LA CORTE SUPREMA DI CASSAZIONE

SEZIONE TRIBUTARIA

Composta dagli Ill.mi Sigg.ri Magistrati:

Dott. BIELLI Stefano – Presidente –

Dott. TRICOMI Laura – Consigliere –

Dott. TEDESCO Giuseppe – rel. Consigliere –

Dott. SABATO Raffaele – Consigliere –

Dott. CARBONE Enrico – Consigliere –

ha pronunciato la seguente:

SENTENZA

sul ricorso proposto da:

Agenzia delle Entrate, in persona del direttore pro tempore,

domiciliata in Roma, via dei Portoghesi 12, presso 12, l’Avvocatura

Generale dello Stato, che la rappresenta e difende ope legis;

– ricorrente –

contro

Piccola società cooperativa acqua marina a r.l.;

– intimata –

avverso la sentenza n. 183/48/10 depositata il 31 maggio 2010 della

Commissione Tributaria Regionale della Campania;

Udita la relazione svolta nella pubblica udienza del 7 dicembre 2016

dal Cons. dr. Giuseppe TEDESCO;

udito per la ricorrente l’avv. Giovanni Palatiello;

udito il P.M. in persona del Sostituto Procuratore Generale dr. del

Core Sergio, il quale ha concluso per il rigetto del ricorso.

Fatto

CONSIDERATO IN FATTO

L’Agenzia delle Entrate, Ufficio di Caserta, emise nei confronti della Piccola Società Cooperativa Acqua Marina a r.l. un avviso di accertamento, con il quale recuperava a tassazione, per l’annualità 2003, detrazioni IVA che assumeva indebitamente usufruiti dalla società contribuente per operazioni soggettivamente inesistenti.

La contribuente impugnò gli avvisi davanti alla Commissione Tributaria Provinciale di Caserta, ottenendone l’annullamento con sentenza poi confermata dalla Commissione Tributaria Regionale della Campania, che respinse l’appello proposto dall’Ufficio, riscontrando che l’avviso era stato emesso prima del decorso del termine di sessanta giorni dalla chiusura delle operazioni, in violazione della L. 27 luglio 2000, n. 212, art. 12, comma 7. Secondo il giudice d’appello, il mancato rispetto del termine dilatorio, pure in assenza di espressa sanzione normativa, non poteva non determinare una conseguenza negativa per l’amministrazione, che fu identificata nell’inefficacia dell’atto, come tale inidoneo a dispiegare gli effetti che gli sono propri. La commissione regionale rilevò ancora che nell’avviso erano sì indicate le ragioni di urgenza, e cioè la gravità delle infrazioni, la necessità di un rapido recupero e la scadenza della polizza fideiussoria sottoscritta a garanzia del rimborso IVA, tuttavia ritenne quelle stesse ragioni non idonee a giustificare la tempestiva emissione dell’avviso. Nell’argomentare su questo punto il giudice d’appello rilevò che l’ufficio non aveva neanche dato prova della imminente scadenza dei termini di decadenza della polizza fideiussoria.

Contro la sentenza la sentenza l’agenzia delle entrate ha proposto ricorso per cassazione, sulla base di tre motivi.

Compiti dell'esercizio
1) Nel brano sulla sentenza tributaria, per quale annualità l'Agenzia delle Entrate recuperava a tassazione le detrazioni IVA?
2) Trascrivi fedelmente la parte del brano che comincia con le parole "avverso la sentenza" e termina dopo "rigetto del ricorso.".
Il materiale non ha alcun legame con il brano.

Materiale fornito
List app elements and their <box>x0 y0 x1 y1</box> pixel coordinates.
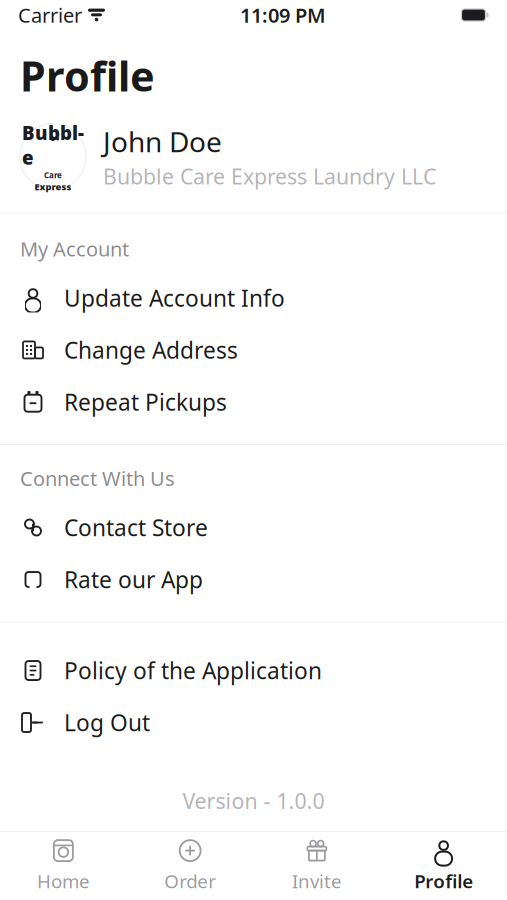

Elenco delle soluzioni
1) Per l'annualità 2003.

2)
avverso la sentenza n. 183/48/10 depositata il 31 maggio 2010 della

Commissione Tributaria Regionale della Campania;

Udita la relazione svolta nella pubblica udienza del 7 dicembre 2016

dal Cons. dr. Giuseppe TEDESCO;

udito per la ricorrente l’avv. Giovanni Palatiello;

udito il P.M. in persona del Sostituto Procuratore Generale dr. del

Core Sergio, il quale ha concluso per il rigetto del ricorso.